* _Your goal_: The result should be every line in the material below containing the string "début".

* _Data to examine_:
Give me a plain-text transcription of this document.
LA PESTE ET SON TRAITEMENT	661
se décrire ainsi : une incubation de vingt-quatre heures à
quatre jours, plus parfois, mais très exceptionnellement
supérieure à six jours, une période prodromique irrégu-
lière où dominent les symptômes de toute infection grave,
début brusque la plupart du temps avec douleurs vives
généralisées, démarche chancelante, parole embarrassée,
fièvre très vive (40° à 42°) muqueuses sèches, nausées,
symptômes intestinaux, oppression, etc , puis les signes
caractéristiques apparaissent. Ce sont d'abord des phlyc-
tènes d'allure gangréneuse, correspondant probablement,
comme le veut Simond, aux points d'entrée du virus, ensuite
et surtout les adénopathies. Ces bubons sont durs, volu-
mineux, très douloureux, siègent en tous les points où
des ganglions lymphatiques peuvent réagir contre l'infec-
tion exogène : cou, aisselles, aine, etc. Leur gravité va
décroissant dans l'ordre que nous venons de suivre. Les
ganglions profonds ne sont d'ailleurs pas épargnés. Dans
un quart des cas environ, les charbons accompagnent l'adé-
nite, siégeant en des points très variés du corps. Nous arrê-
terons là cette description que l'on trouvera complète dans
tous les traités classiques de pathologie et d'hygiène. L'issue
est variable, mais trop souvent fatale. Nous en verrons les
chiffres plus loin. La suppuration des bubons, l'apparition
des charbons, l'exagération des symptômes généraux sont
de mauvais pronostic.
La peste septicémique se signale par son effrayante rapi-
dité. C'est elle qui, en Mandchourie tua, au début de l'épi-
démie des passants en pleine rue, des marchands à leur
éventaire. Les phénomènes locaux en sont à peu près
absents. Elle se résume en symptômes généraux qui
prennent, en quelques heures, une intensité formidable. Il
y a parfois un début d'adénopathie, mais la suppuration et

==

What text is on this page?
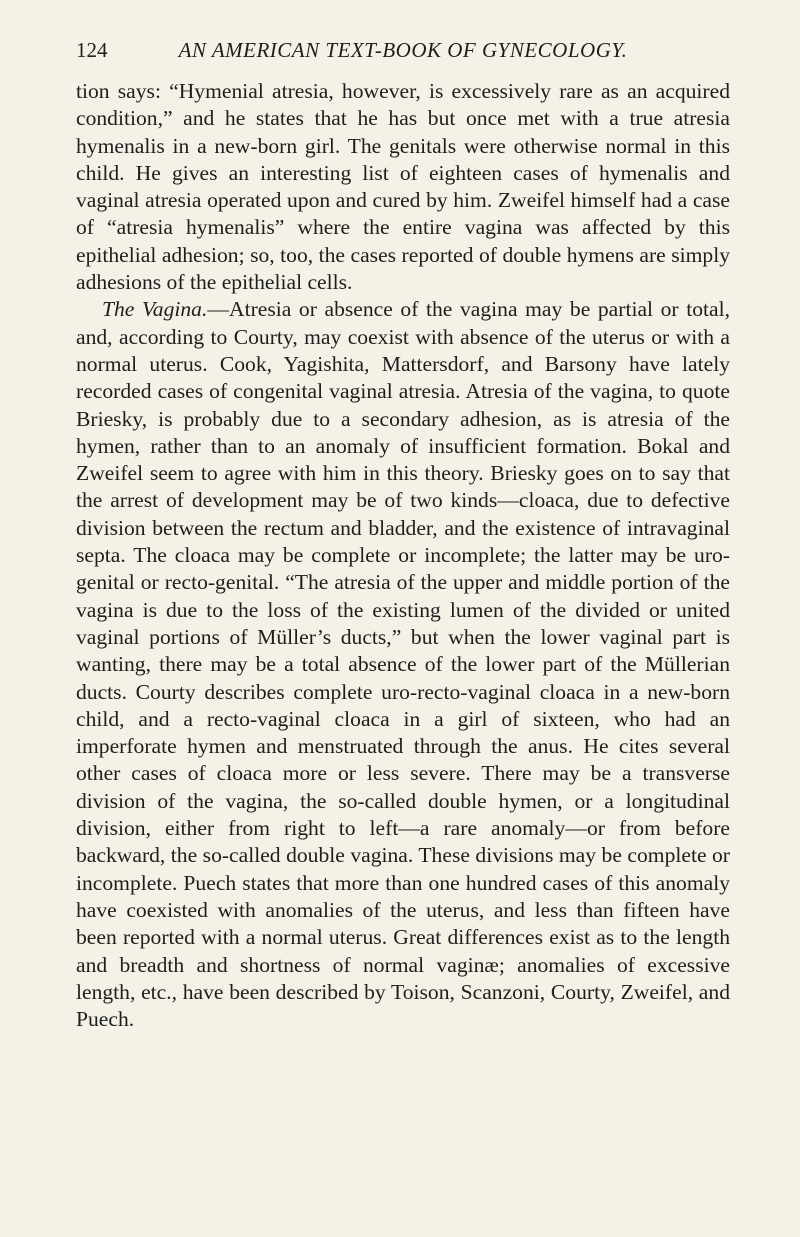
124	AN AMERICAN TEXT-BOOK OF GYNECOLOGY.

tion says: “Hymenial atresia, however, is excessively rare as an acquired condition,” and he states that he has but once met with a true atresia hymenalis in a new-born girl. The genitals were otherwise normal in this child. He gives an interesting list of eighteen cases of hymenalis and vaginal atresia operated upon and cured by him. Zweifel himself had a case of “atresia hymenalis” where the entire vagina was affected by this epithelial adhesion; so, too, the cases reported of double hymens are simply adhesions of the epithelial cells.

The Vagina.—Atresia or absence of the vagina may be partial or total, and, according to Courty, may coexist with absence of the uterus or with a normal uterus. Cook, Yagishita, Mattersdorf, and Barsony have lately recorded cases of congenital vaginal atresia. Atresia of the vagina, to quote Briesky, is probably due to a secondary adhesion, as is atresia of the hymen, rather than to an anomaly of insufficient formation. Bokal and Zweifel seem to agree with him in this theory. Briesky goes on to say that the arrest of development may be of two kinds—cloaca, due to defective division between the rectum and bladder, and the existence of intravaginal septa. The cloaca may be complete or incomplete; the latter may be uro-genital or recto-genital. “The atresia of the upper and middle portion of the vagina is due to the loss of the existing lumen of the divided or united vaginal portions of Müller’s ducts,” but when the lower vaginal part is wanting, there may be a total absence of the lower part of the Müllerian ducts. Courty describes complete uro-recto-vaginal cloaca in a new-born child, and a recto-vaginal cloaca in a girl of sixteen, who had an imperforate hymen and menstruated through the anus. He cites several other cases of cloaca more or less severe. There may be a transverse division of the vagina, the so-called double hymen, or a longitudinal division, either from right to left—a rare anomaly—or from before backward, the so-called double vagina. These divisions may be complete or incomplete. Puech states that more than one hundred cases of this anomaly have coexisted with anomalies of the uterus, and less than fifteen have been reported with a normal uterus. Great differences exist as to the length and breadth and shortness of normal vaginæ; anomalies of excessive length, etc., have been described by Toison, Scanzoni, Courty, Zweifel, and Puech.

* _Response area_:
début brusque la plupart du temps avec douleurs vives
dité. C'est elle qui, en Mandchourie tua, au début de l'épi-
y a parfois un début d'adénopathie, mais la suppuration et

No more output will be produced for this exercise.